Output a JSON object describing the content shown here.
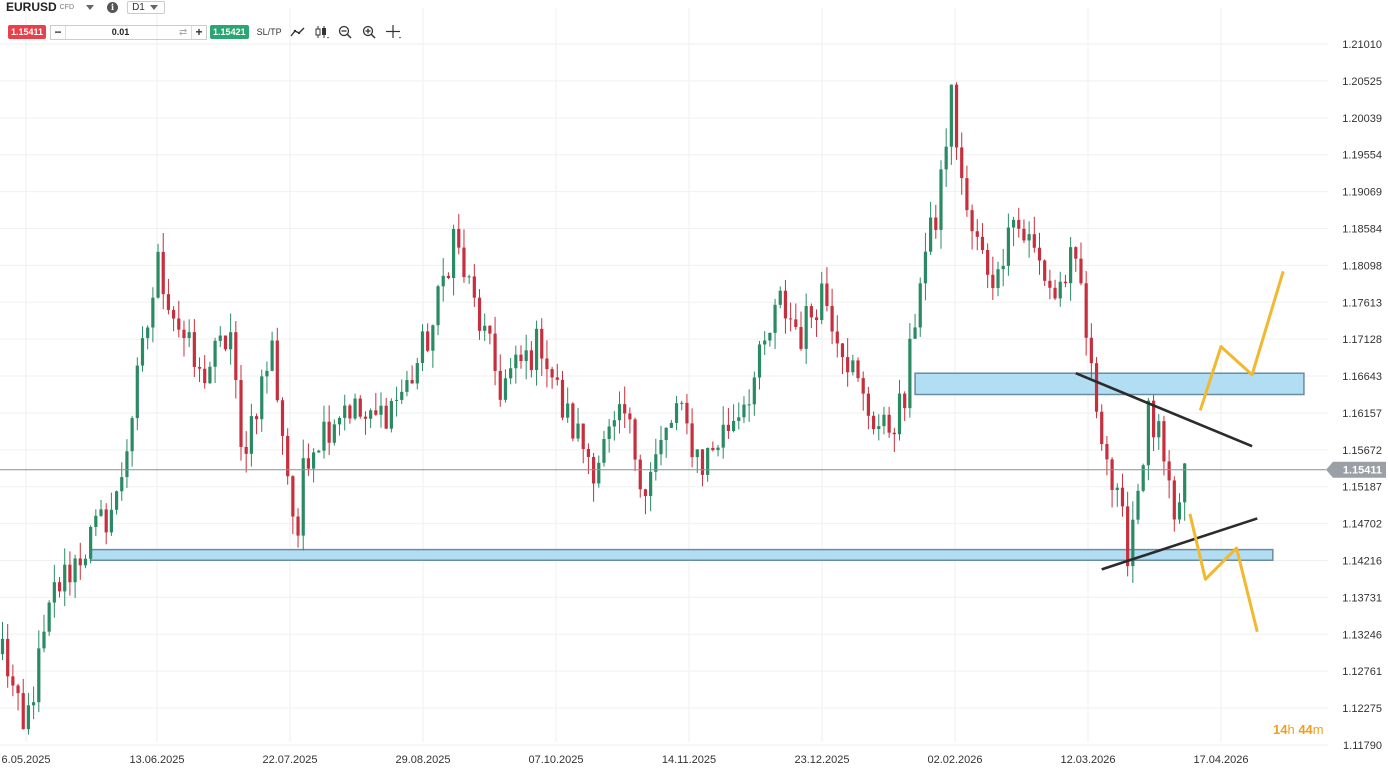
{
  "toolbar": {
    "symbol": "EURUSD",
    "instrument_type": "CFD",
    "timeframe": "D1",
    "sell_price": "1.15411",
    "quantity": "0.01",
    "buy_price": "1.15421",
    "sltp_label": "SL/TP",
    "icons": [
      "symbol-dropdown-icon",
      "info-icon",
      "timeframe-dropdown-icon",
      "swap-icon",
      "line-chart-type-icon",
      "candlestick-type-icon",
      "zoom-out-icon",
      "zoom-in-icon",
      "crosshair-icon"
    ]
  },
  "current_price_label": "1.15411",
  "timer": {
    "hours": "14",
    "h": "h",
    "minutes": "44",
    "m": "m"
  },
  "colors": {
    "bull": "#2a8a63",
    "bear": "#c62f3d",
    "zone_fill": "#a8daf2",
    "zone_stroke": "#6a8ca0",
    "forecast": "#f1b830",
    "trendline": "#2b2b2b",
    "price_label_bg": "#9aa0a6"
  },
  "chart_data": {
    "type": "candlestick",
    "symbol": "EURUSD",
    "timeframe": "D1",
    "y_ticks": [
      "1.21010",
      "1.20525",
      "1.20039",
      "1.19554",
      "1.19069",
      "1.18584",
      "1.18098",
      "1.17613",
      "1.17128",
      "1.16643",
      "1.16157",
      "1.15672",
      "1.15187",
      "1.14702",
      "1.14216",
      "1.13731",
      "1.13246",
      "1.12761",
      "1.12275",
      "1.11790"
    ],
    "ylim": [
      1.1179,
      1.2101
    ],
    "x_ticks": [
      "06.05.2025",
      "13.06.2025",
      "22.07.2025",
      "29.08.2025",
      "07.10.2025",
      "14.11.2025",
      "23.12.2025",
      "02.02.2026",
      "12.03.2026",
      "17.04.2026"
    ],
    "x_tick_first_display": "6.05.2025",
    "current_price": 1.15411,
    "anchors": [
      [
        0,
        1.131
      ],
      [
        4,
        1.119
      ],
      [
        10,
        1.138
      ],
      [
        22,
        1.15
      ],
      [
        30,
        1.181
      ],
      [
        33,
        1.175
      ],
      [
        38,
        1.166
      ],
      [
        44,
        1.172
      ],
      [
        46,
        1.156
      ],
      [
        52,
        1.17
      ],
      [
        57,
        1.143
      ],
      [
        58,
        1.156
      ],
      [
        66,
        1.163
      ],
      [
        71,
        1.16
      ],
      [
        78,
        1.165
      ],
      [
        83,
        1.173
      ],
      [
        87,
        1.185
      ],
      [
        89,
        1.18
      ],
      [
        96,
        1.165
      ],
      [
        104,
        1.171
      ],
      [
        108,
        1.162
      ],
      [
        114,
        1.155
      ],
      [
        120,
        1.161
      ],
      [
        124,
        1.152
      ],
      [
        130,
        1.162
      ],
      [
        135,
        1.155
      ],
      [
        140,
        1.16
      ],
      [
        145,
        1.166
      ],
      [
        150,
        1.176
      ],
      [
        154,
        1.172
      ],
      [
        158,
        1.178
      ],
      [
        162,
        1.171
      ],
      [
        166,
        1.163
      ],
      [
        170,
        1.159
      ],
      [
        174,
        1.163
      ],
      [
        177,
        1.18
      ],
      [
        180,
        1.187
      ],
      [
        183,
        1.203
      ],
      [
        186,
        1.187
      ],
      [
        189,
        1.182
      ],
      [
        192,
        1.179
      ],
      [
        194,
        1.188
      ],
      [
        198,
        1.184
      ],
      [
        203,
        1.177
      ],
      [
        206,
        1.181
      ],
      [
        208,
        1.178
      ],
      [
        210,
        1.166
      ],
      [
        212,
        1.16
      ],
      [
        214,
        1.152
      ],
      [
        217,
        1.144
      ],
      [
        219,
        1.152
      ],
      [
        221,
        1.161
      ],
      [
        223,
        1.158
      ],
      [
        226,
        1.146
      ],
      [
        228,
        1.154
      ]
    ],
    "x_index_range": [
      0,
      250
    ],
    "zones": [
      {
        "name": "resistance-zone",
        "from": 1.164,
        "to": 1.1668,
        "start_index": 176,
        "end_index": 251
      },
      {
        "name": "support-zone",
        "from": 1.1422,
        "to": 1.1436,
        "start_index": 17,
        "end_index": 245
      }
    ],
    "trendlines": [
      {
        "name": "descending-trendline",
        "points": [
          [
            207,
            1.1668
          ],
          [
            241,
            1.1572
          ]
        ]
      },
      {
        "name": "ascending-trendline",
        "points": [
          [
            212,
            1.141
          ],
          [
            242,
            1.1477
          ]
        ]
      }
    ],
    "forecasts": [
      {
        "name": "bullish-forecast-path",
        "points": [
          [
            231,
            1.1619
          ],
          [
            235,
            1.1703
          ],
          [
            241,
            1.1666
          ],
          [
            247,
            1.1802
          ]
        ]
      },
      {
        "name": "bearish-forecast-path",
        "points": [
          [
            229,
            1.1483
          ],
          [
            232,
            1.1397
          ],
          [
            238,
            1.1438
          ],
          [
            242,
            1.1328
          ]
        ]
      }
    ]
  }
}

→ WHAT IS BEING ASKED
Read through the data and copy every line where "candlestick" shows up.

→ EXPECTED ANSWER
      "candlestick-type-icon",
    "type": "candlestick",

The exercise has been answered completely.